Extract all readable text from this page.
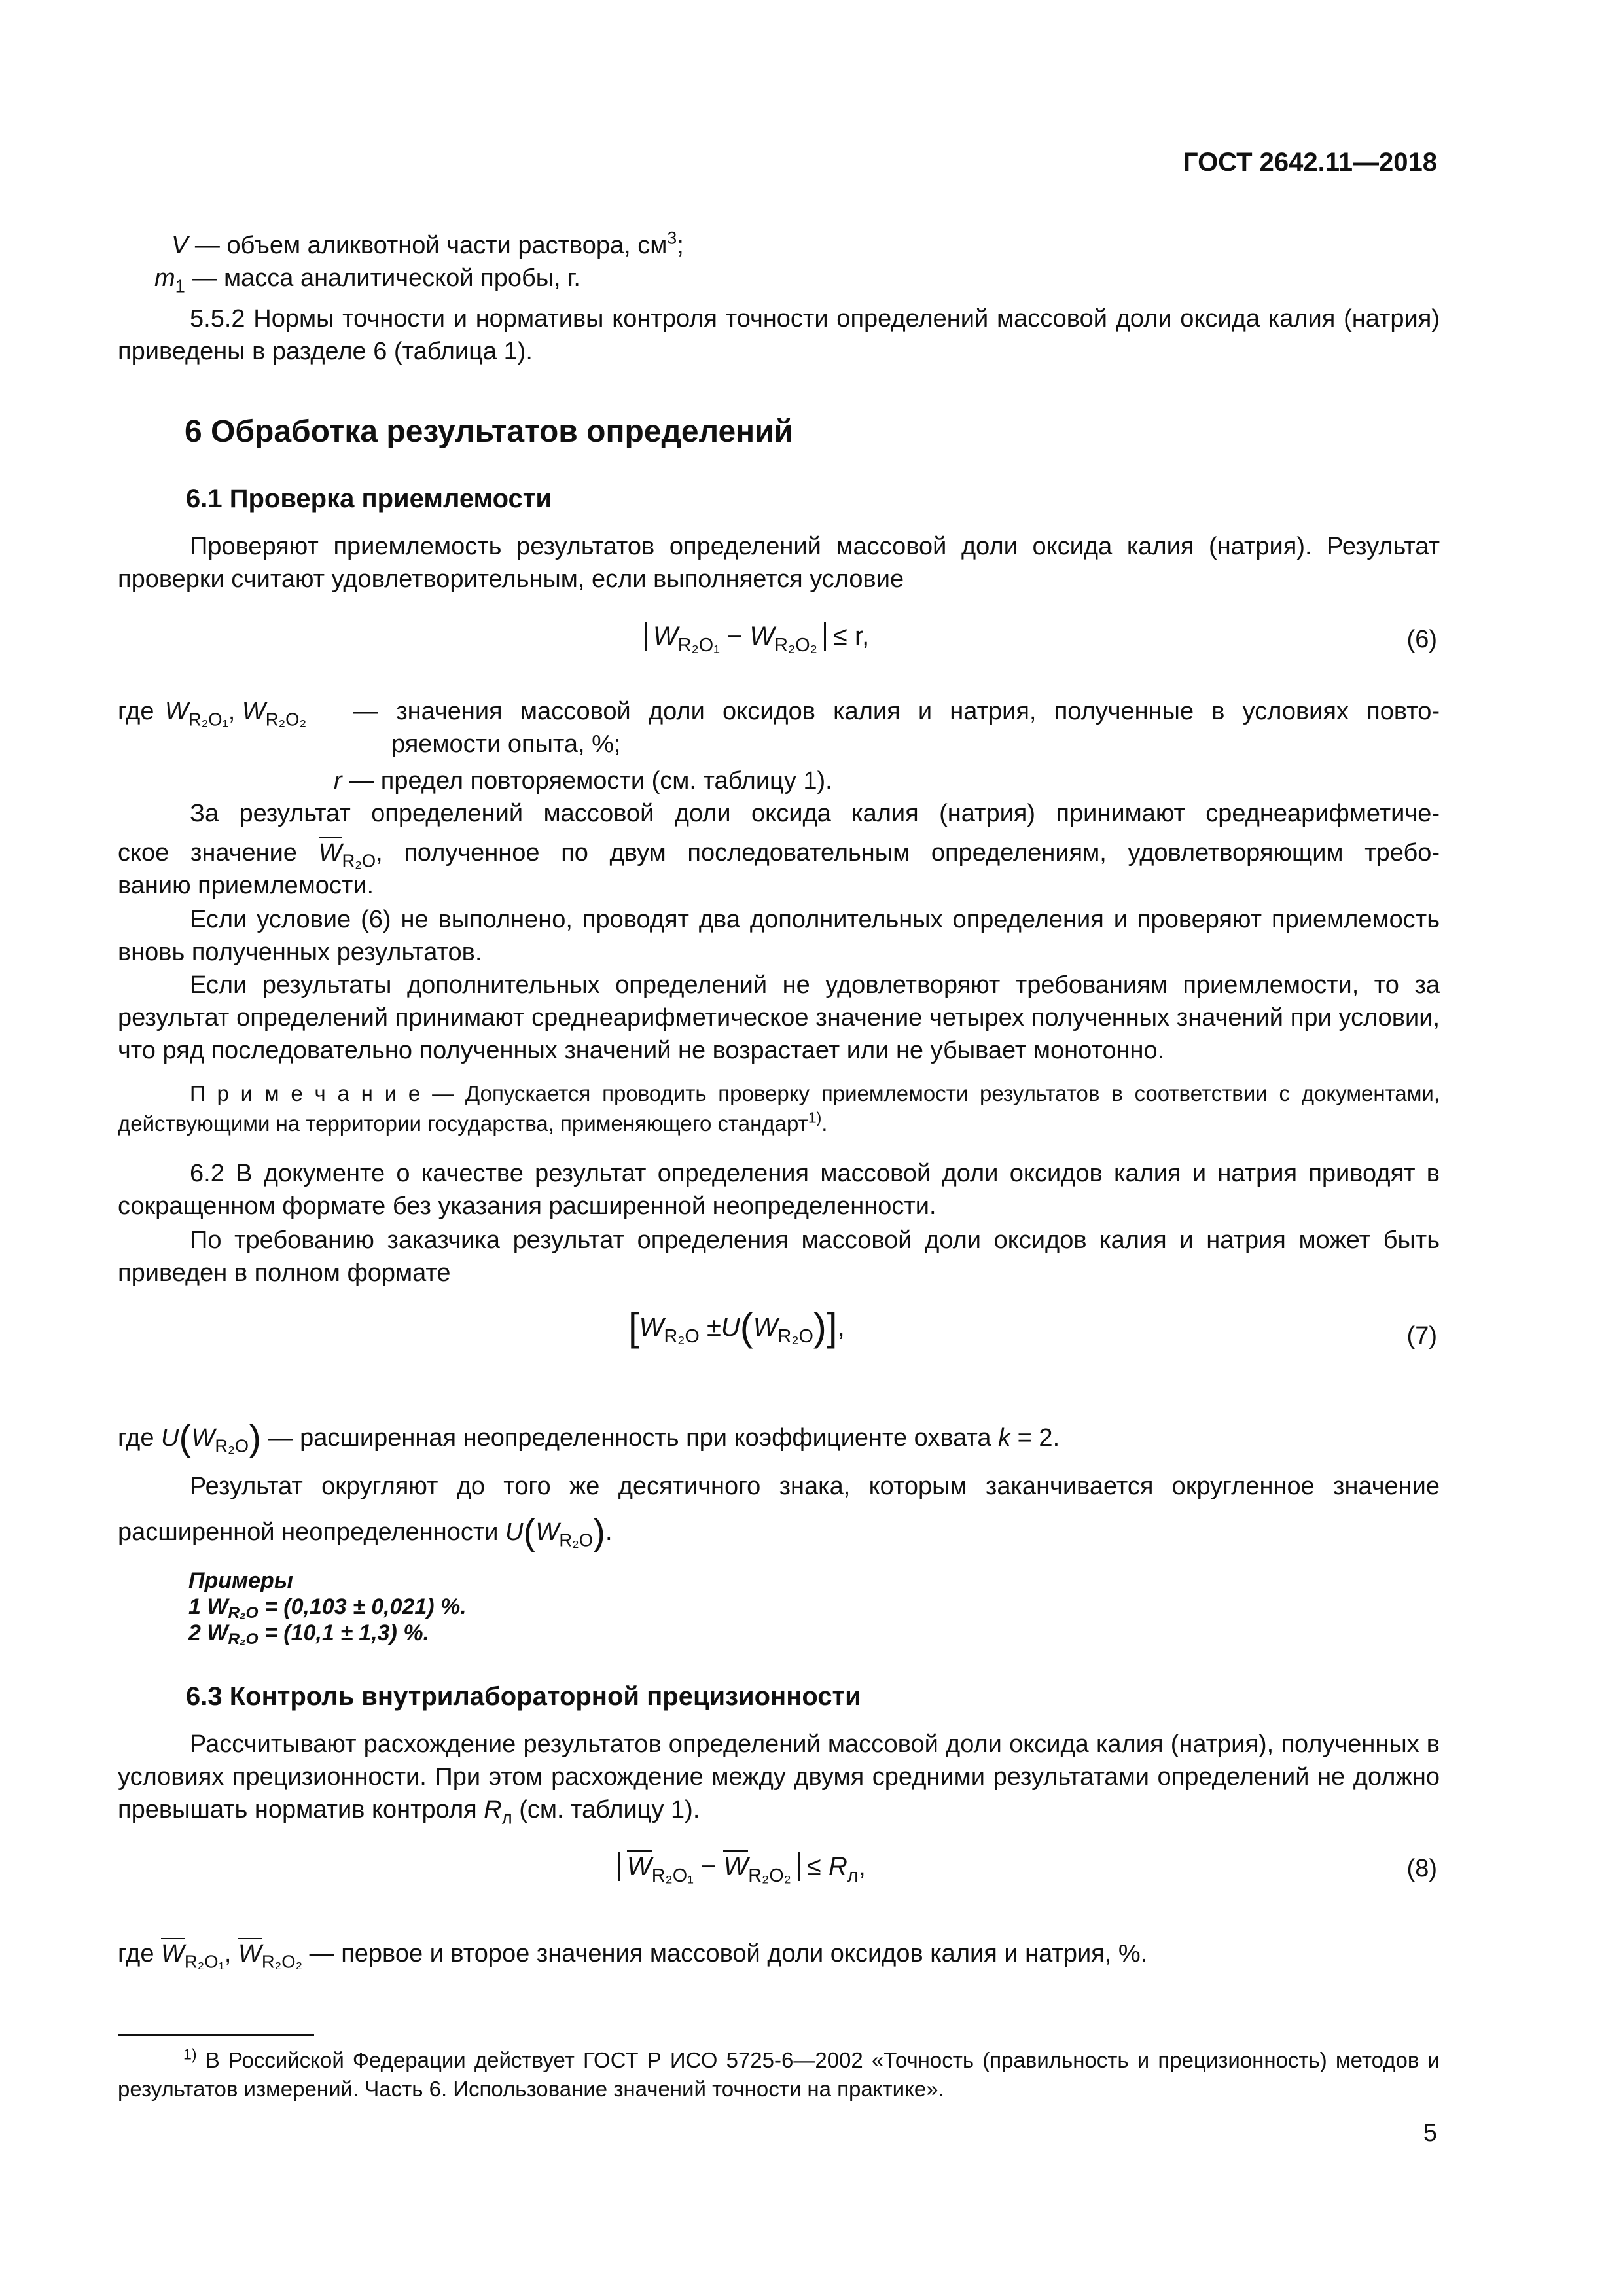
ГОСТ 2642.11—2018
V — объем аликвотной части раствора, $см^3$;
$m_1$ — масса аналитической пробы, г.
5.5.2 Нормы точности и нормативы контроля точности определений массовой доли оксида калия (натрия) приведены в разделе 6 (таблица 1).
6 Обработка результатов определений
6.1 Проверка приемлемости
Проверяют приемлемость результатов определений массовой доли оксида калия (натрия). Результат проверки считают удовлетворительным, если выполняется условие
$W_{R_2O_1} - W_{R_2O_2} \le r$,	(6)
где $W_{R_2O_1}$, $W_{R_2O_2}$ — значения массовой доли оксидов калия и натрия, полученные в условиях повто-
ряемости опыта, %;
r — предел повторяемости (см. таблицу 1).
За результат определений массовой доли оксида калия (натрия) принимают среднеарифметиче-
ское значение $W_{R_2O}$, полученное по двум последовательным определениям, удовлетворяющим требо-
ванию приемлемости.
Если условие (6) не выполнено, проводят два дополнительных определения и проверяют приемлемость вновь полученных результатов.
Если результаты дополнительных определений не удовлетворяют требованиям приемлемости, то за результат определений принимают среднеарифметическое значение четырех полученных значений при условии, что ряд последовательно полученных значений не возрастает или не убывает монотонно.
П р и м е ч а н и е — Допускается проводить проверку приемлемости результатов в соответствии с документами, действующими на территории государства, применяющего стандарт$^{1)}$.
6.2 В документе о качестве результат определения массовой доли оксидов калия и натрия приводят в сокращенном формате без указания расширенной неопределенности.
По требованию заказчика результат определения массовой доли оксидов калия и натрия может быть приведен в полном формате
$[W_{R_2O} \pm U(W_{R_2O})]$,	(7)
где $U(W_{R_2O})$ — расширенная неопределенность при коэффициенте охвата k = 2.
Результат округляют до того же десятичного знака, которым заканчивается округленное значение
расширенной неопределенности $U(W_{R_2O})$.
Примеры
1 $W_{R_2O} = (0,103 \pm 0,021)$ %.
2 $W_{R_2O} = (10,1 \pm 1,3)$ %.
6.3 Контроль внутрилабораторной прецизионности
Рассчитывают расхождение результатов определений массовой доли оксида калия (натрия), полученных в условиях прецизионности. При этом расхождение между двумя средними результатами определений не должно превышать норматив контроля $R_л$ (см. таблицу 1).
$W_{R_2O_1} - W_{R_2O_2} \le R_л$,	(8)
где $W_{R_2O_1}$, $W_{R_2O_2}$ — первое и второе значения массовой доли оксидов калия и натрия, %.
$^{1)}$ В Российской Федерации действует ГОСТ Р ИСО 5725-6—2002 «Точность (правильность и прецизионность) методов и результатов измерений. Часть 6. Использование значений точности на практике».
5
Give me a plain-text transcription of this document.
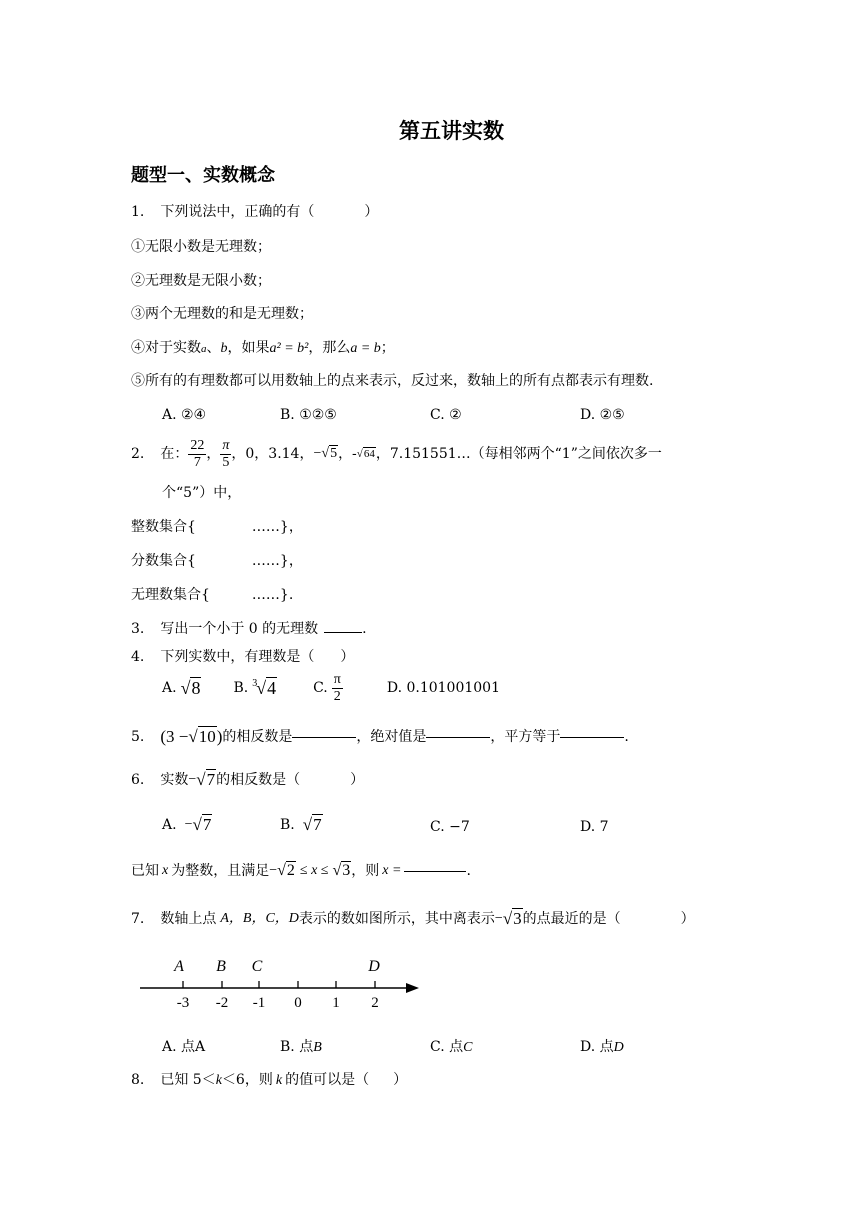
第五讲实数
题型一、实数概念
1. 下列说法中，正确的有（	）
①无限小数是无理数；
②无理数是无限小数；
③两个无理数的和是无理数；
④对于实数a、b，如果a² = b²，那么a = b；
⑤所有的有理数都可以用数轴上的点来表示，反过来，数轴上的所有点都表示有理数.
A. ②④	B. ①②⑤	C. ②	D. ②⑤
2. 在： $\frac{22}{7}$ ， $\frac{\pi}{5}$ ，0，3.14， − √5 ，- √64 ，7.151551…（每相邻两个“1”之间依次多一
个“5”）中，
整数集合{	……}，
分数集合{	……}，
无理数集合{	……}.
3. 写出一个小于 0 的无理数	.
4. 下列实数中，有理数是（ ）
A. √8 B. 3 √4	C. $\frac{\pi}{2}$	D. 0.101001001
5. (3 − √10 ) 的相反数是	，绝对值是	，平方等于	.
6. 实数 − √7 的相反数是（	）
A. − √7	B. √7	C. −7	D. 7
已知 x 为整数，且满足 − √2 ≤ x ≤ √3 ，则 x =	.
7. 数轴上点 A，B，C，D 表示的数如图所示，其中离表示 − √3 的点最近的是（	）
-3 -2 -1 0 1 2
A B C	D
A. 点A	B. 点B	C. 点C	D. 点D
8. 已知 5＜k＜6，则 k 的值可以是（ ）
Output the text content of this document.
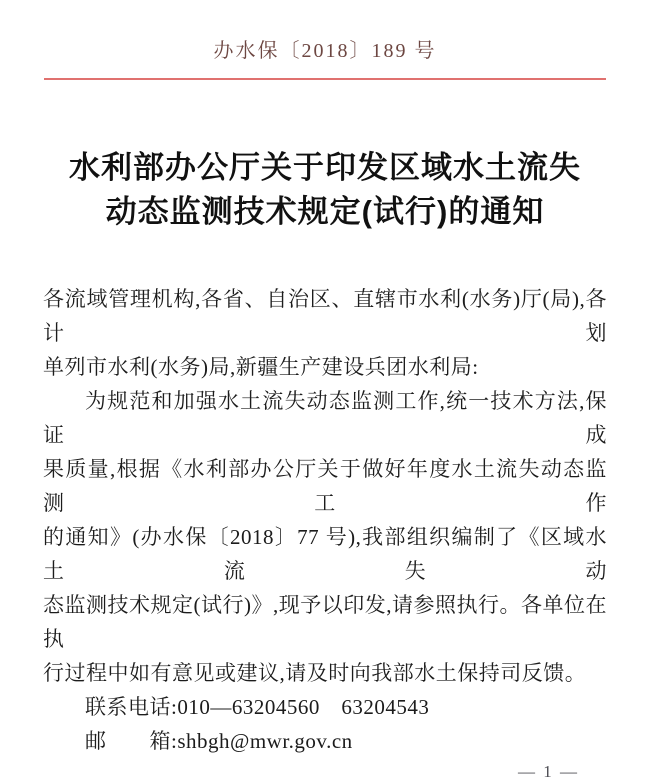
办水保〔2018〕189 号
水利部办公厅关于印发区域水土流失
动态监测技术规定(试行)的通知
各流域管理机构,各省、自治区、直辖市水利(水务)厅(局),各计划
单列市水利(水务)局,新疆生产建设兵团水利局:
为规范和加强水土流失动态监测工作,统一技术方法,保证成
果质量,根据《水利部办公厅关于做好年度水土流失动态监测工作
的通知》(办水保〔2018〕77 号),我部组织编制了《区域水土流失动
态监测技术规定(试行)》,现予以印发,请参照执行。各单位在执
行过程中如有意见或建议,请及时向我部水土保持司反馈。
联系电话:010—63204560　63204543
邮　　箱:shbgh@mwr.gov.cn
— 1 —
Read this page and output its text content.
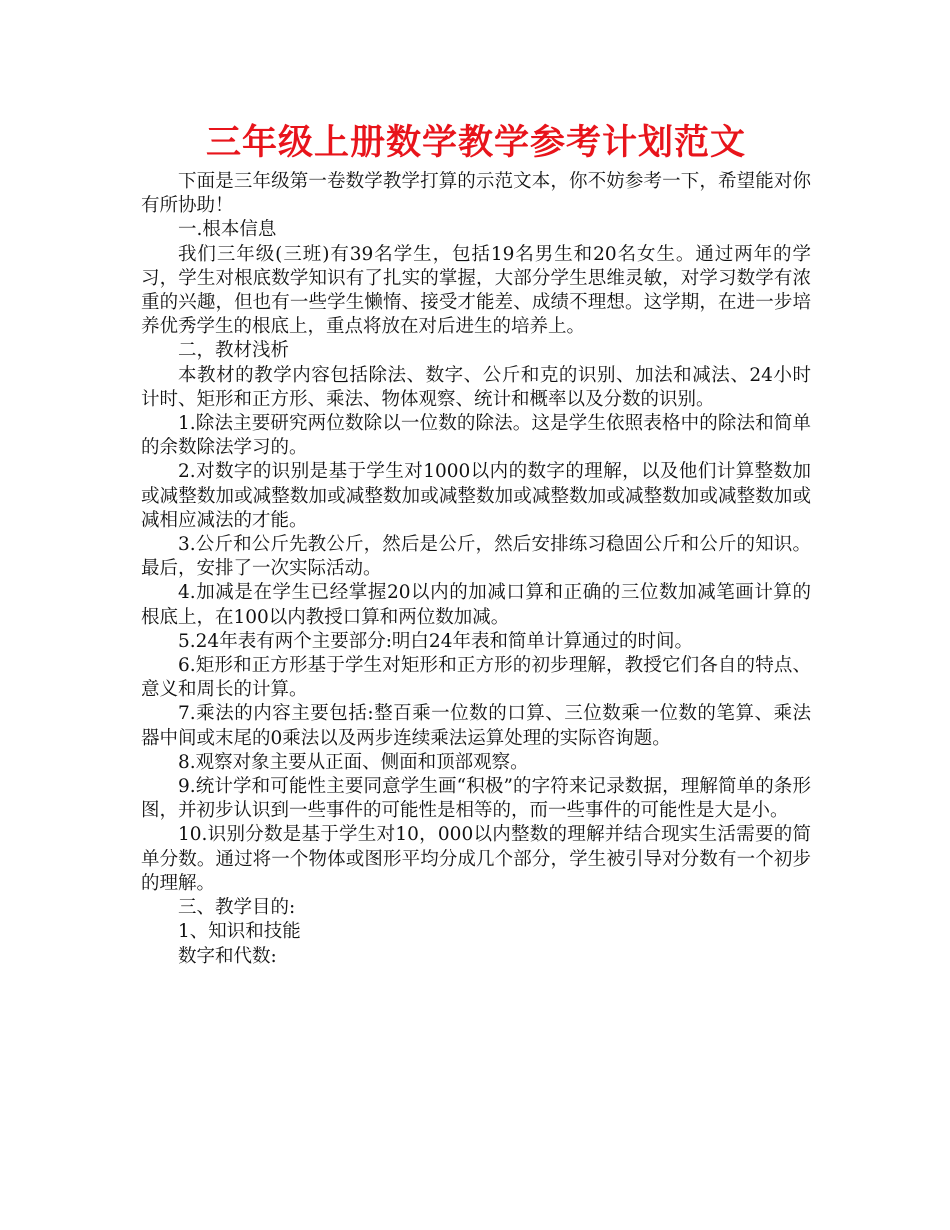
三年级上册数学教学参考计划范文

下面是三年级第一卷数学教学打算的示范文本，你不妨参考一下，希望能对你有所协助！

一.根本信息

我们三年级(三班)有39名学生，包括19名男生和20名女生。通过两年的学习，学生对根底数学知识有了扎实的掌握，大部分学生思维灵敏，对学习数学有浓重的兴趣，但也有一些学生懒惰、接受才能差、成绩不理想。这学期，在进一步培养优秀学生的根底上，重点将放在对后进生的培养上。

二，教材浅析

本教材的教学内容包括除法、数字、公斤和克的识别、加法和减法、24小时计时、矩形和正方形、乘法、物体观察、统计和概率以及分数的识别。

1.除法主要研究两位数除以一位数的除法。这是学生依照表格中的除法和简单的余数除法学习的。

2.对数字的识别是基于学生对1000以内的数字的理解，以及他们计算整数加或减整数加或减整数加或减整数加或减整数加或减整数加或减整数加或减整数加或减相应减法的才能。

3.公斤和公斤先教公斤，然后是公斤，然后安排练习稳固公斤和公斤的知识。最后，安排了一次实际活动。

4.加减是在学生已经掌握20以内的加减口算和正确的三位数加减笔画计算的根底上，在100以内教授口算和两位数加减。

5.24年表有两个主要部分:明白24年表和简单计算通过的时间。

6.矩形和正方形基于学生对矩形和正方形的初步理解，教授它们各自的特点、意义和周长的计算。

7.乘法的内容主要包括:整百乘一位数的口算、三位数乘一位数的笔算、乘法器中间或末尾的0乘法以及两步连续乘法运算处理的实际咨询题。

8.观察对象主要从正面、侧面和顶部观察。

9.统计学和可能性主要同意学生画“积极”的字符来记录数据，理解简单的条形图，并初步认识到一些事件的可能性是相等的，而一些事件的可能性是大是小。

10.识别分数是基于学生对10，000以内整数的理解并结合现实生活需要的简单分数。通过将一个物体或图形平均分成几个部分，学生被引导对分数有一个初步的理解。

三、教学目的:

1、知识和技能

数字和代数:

- [TO BE DONE]: Begin with the line that contains "Output the text content of this document." and repeat every line through the end of the data, exactly and only those lines, leaving out the pictures.

- [RESPONSE TO THIS EXERCISE]:
Output the text content of this document.
办水保〔2018〕189 号
水利部办公厅关于印发区域水土流失
动态监测技术规定(试行)的通知
各流域管理机构,各省、自治区、直辖市水利(水务)厅(局),各计划
单列市水利(水务)局,新疆生产建设兵团水利局:
为规范和加强水土流失动态监测工作,统一技术方法,保证成
果质量,根据《水利部办公厅关于做好年度水土流失动态监测工作
的通知》(办水保〔2018〕77 号),我部组织编制了《区域水土流失动
态监测技术规定(试行)》,现予以印发,请参照执行。各单位在执
行过程中如有意见或建议,请及时向我部水土保持司反馈。
联系电话:010—63204560　63204543
邮　　箱:shbgh@mwr.gov.cn
— 1 —
Read this page and output its text content.
三年级上册数学教学参考计划范文

下面是三年级第一卷数学教学打算的示范文本，你不妨参考一下，希望能对你有所协助！

一.根本信息

我们三年级(三班)有39名学生，包括19名男生和20名女生。通过两年的学习，学生对根底数学知识有了扎实的掌握，大部分学生思维灵敏，对学习数学有浓重的兴趣，但也有一些学生懒惰、接受才能差、成绩不理想。这学期，在进一步培养优秀学生的根底上，重点将放在对后进生的培养上。

二，教材浅析

本教材的教学内容包括除法、数字、公斤和克的识别、加法和减法、24小时计时、矩形和正方形、乘法、物体观察、统计和概率以及分数的识别。

1.除法主要研究两位数除以一位数的除法。这是学生依照表格中的除法和简单的余数除法学习的。

2.对数字的识别是基于学生对1000以内的数字的理解，以及他们计算整数加或减整数加或减整数加或减整数加或减整数加或减整数加或减整数加或减整数加或减相应减法的才能。

3.公斤和公斤先教公斤，然后是公斤，然后安排练习稳固公斤和公斤的知识。最后，安排了一次实际活动。

4.加减是在学生已经掌握20以内的加减口算和正确的三位数加减笔画计算的根底上，在100以内教授口算和两位数加减。

5.24年表有两个主要部分:明白24年表和简单计算通过的时间。

6.矩形和正方形基于学生对矩形和正方形的初步理解，教授它们各自的特点、意义和周长的计算。

7.乘法的内容主要包括:整百乘一位数的口算、三位数乘一位数的笔算、乘法器中间或末尾的0乘法以及两步连续乘法运算处理的实际咨询题。

8.观察对象主要从正面、侧面和顶部观察。

9.统计学和可能性主要同意学生画“积极”的字符来记录数据，理解简单的条形图，并初步认识到一些事件的可能性是相等的，而一些事件的可能性是大是小。

10.识别分数是基于学生对10，000以内整数的理解并结合现实生活需要的简单分数。通过将一个物体或图形平均分成几个部分，学生被引导对分数有一个初步的理解。

三、教学目的:

1、知识和技能

数字和代数:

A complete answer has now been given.